## DO THIS:
Search the listing below for "Properties". Copy each matching line.

## MATERIAL FOR THIS EXERCISE:
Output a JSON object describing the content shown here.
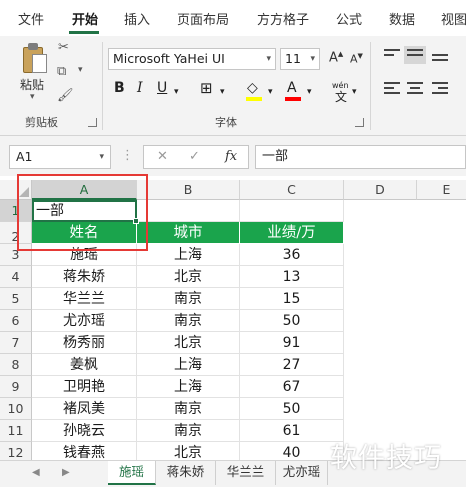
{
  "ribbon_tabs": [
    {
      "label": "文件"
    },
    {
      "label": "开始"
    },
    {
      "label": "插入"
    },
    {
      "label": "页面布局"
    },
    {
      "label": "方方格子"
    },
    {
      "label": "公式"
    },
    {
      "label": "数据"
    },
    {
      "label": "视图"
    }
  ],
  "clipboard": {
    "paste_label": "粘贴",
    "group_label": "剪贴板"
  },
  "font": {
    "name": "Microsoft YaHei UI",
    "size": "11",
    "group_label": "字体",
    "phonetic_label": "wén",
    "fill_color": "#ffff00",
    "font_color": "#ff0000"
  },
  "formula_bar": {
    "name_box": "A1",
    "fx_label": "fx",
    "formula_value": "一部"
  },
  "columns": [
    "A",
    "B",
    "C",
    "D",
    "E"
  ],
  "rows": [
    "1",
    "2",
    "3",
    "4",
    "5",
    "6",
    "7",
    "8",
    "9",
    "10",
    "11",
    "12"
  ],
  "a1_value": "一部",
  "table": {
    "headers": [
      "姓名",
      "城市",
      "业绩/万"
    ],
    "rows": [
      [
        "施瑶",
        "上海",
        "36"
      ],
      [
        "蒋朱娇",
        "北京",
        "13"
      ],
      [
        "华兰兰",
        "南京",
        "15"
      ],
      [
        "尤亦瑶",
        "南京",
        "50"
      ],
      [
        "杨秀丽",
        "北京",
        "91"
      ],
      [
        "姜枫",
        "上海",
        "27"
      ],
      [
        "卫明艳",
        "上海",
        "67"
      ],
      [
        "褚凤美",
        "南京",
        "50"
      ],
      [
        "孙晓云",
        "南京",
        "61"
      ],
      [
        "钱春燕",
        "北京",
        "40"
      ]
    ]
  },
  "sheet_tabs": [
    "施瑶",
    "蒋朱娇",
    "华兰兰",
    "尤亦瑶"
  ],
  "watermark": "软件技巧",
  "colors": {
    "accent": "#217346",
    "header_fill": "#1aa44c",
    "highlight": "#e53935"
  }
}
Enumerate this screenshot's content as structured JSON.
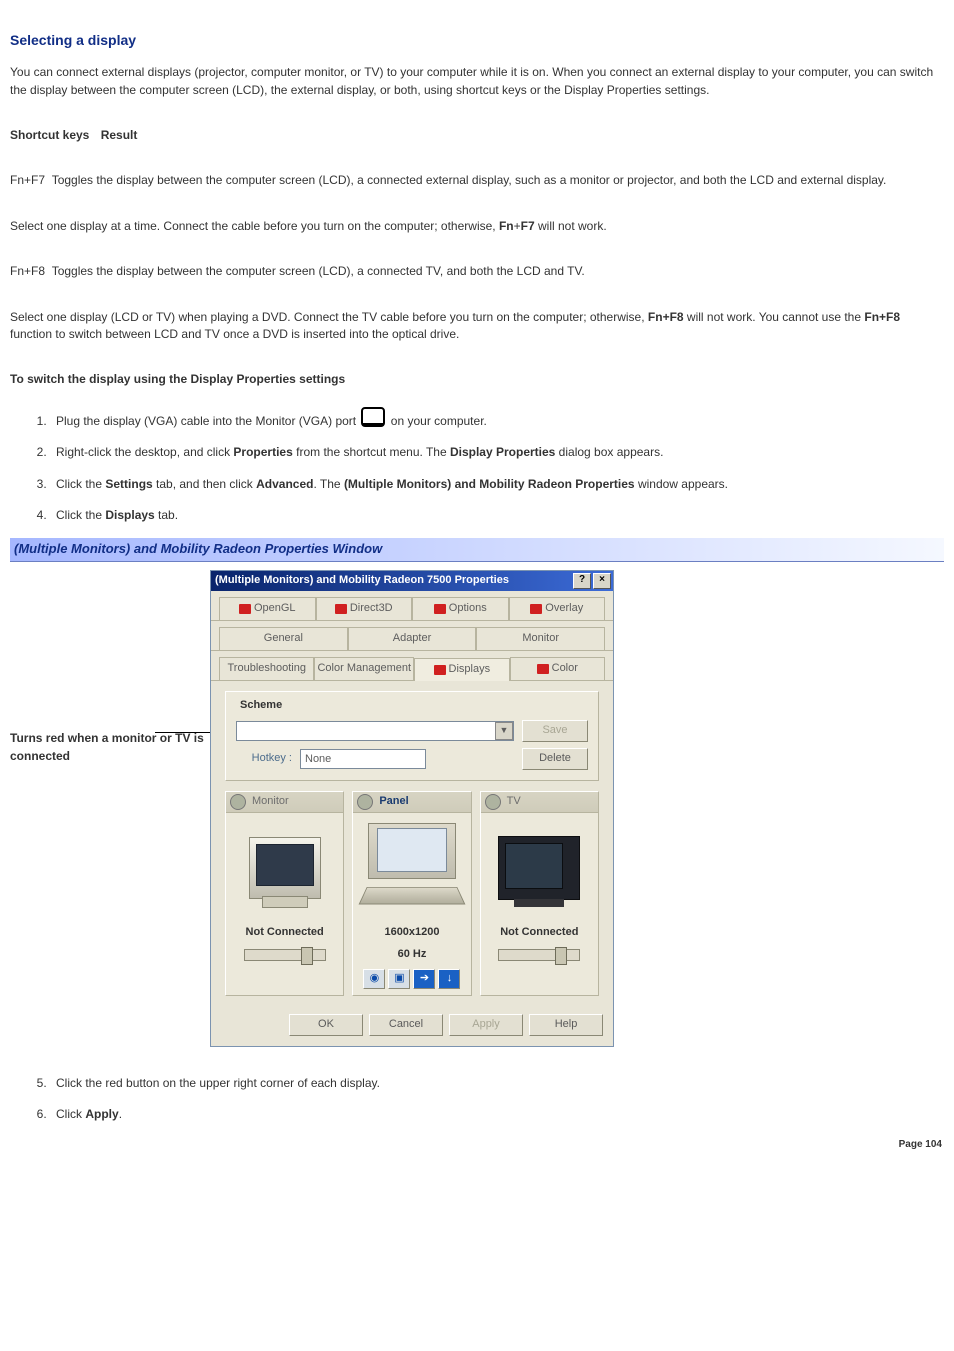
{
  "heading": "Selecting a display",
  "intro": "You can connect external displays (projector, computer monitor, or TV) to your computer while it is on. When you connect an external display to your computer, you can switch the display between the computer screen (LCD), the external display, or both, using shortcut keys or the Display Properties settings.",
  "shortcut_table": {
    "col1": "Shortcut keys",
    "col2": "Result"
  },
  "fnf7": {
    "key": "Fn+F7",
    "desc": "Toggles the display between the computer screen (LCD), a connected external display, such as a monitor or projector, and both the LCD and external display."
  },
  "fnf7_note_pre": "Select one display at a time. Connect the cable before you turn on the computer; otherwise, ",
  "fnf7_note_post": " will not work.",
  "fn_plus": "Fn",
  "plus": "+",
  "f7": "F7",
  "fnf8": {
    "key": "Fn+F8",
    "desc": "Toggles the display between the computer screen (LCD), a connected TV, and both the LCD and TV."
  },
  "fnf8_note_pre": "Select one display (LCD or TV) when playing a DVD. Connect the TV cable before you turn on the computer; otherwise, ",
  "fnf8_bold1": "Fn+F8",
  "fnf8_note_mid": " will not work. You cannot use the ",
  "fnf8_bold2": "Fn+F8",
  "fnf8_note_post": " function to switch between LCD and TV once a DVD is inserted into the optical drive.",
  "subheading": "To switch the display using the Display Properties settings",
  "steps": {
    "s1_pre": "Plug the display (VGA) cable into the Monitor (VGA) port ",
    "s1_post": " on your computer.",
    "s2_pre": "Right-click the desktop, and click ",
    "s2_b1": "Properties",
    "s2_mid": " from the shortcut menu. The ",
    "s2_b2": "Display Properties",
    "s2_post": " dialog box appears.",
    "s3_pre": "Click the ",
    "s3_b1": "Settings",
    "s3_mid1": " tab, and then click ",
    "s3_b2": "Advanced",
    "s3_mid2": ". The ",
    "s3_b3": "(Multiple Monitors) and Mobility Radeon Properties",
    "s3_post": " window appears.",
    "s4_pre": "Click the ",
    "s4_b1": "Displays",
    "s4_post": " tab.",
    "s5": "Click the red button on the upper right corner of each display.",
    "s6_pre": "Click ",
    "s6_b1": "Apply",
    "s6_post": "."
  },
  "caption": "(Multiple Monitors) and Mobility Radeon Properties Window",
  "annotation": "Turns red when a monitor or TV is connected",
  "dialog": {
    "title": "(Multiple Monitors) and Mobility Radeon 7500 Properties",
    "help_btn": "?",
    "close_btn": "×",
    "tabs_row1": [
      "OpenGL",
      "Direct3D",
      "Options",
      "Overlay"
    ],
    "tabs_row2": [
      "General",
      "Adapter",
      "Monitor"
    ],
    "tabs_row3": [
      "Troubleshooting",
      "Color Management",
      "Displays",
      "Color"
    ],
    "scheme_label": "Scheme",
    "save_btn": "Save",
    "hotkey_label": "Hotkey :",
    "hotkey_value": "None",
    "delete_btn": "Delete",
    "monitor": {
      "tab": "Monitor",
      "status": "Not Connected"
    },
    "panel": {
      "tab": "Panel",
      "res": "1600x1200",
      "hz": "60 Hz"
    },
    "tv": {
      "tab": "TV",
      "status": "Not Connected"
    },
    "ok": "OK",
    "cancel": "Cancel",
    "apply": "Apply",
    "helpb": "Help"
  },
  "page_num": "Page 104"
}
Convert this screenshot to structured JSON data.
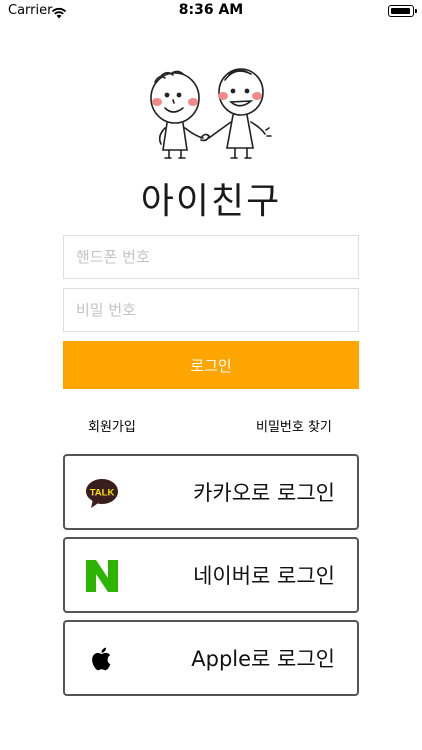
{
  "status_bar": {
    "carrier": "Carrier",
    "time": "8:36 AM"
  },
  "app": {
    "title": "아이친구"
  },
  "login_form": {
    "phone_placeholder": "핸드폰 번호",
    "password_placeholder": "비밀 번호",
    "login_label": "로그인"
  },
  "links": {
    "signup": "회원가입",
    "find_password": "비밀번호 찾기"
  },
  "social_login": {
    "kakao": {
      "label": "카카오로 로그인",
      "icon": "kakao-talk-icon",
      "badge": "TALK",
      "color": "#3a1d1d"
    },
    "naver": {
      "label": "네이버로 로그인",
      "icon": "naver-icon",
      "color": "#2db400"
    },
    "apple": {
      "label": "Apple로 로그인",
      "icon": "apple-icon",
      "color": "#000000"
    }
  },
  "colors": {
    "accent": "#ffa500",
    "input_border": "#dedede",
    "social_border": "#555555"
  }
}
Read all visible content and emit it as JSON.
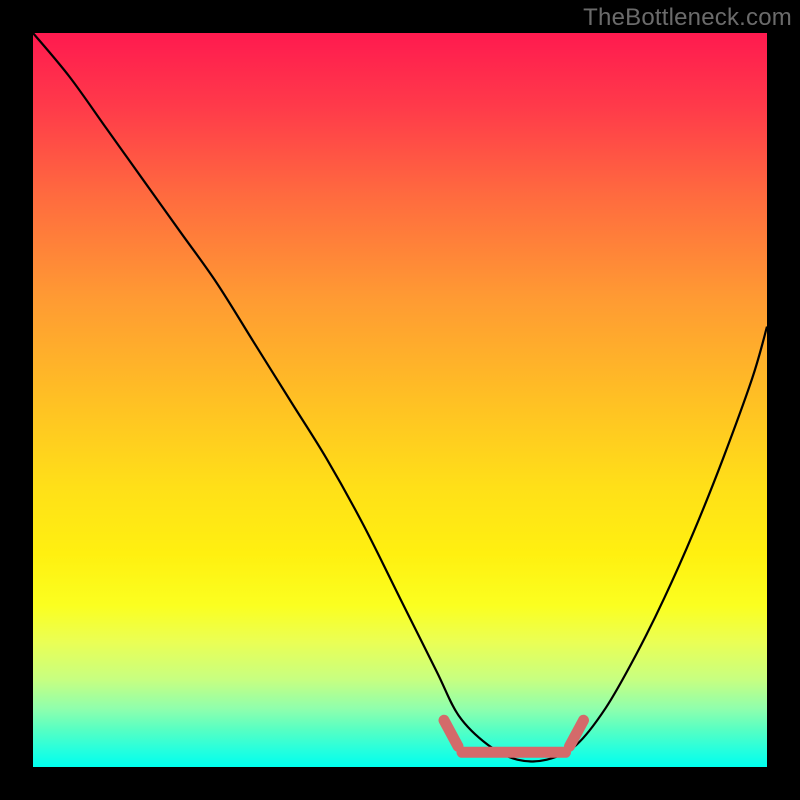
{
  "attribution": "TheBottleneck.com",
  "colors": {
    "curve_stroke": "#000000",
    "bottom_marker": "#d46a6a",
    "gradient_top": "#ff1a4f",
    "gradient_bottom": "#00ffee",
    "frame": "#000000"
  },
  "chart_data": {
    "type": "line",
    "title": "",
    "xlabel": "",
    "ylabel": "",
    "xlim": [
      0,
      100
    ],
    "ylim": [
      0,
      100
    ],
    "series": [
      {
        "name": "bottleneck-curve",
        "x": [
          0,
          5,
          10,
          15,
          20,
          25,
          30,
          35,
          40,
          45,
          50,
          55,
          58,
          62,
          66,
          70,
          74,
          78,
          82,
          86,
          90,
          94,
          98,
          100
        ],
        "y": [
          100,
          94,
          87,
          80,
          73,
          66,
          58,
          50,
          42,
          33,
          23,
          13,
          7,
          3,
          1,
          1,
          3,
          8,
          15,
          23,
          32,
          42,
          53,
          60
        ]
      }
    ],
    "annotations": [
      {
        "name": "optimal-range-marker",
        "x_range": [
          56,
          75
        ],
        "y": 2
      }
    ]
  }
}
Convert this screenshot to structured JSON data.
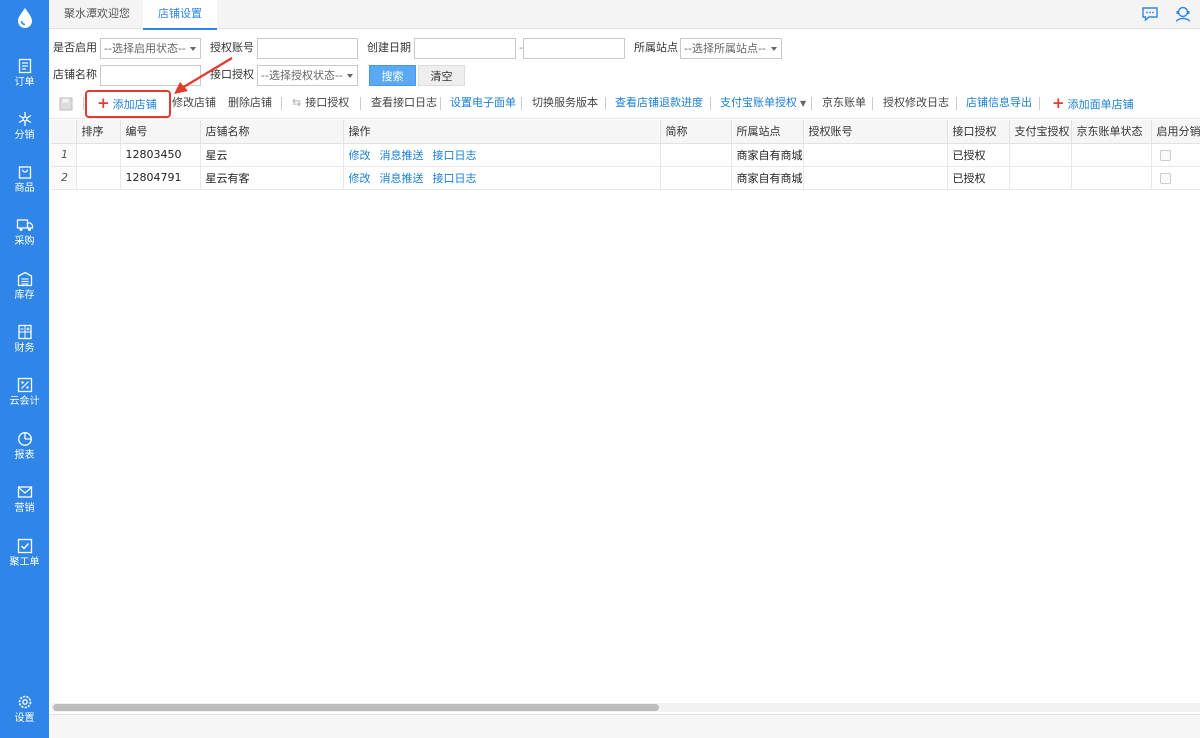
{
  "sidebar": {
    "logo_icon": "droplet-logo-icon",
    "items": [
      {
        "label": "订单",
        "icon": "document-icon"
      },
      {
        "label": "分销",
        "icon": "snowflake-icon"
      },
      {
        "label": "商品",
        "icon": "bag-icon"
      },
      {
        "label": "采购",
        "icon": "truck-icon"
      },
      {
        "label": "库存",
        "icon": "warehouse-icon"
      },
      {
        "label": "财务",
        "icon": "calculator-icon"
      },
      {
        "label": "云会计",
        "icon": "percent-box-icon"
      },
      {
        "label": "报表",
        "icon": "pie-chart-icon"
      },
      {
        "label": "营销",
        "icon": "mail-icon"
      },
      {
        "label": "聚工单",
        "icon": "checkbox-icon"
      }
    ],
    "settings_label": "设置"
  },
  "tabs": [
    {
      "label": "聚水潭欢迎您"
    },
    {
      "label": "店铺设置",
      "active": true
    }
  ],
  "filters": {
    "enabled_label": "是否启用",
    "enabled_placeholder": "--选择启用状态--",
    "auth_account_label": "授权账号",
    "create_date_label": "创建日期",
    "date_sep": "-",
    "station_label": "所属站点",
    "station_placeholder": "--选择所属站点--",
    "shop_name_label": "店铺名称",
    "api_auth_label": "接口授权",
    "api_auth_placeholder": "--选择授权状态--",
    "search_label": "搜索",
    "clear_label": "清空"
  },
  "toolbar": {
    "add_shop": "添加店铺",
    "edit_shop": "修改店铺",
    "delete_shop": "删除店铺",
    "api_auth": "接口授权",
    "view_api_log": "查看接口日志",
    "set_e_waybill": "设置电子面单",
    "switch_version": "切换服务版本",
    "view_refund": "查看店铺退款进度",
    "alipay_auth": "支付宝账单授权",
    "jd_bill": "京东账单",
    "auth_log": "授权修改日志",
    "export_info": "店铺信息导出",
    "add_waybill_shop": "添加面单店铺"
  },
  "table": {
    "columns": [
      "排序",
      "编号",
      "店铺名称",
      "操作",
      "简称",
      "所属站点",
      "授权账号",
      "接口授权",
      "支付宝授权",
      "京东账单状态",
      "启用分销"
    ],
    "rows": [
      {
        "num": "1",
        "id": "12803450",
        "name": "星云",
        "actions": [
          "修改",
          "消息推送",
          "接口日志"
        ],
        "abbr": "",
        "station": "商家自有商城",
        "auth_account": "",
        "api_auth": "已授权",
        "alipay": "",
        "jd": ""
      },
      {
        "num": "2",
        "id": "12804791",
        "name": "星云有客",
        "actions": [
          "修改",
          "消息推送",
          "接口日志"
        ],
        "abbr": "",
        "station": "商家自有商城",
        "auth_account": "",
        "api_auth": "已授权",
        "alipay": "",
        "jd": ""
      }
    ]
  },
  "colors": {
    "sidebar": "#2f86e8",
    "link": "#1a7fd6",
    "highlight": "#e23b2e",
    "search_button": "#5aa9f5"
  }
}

## FINISHED EXERCISE:
  "intro": "You can connect external displays (projector, computer monitor, or TV) to your computer while it is on. When you connect an external display to your computer, you can switch the display between the computer screen (LCD), the external display, or both, using shortcut keys or the Display Properties settings.",
  "subheading": "To switch the display using the Display Properties settings",
    "s2_b1": "Properties",
    "s2_b2": "Display Properties",
    "s3_b3": "(Multiple Monitors) and Mobility Radeon Properties",
  "caption": "(Multiple Monitors) and Mobility Radeon Properties Window",
    "title": "(Multiple Monitors) and Mobility Radeon 7500 Properties",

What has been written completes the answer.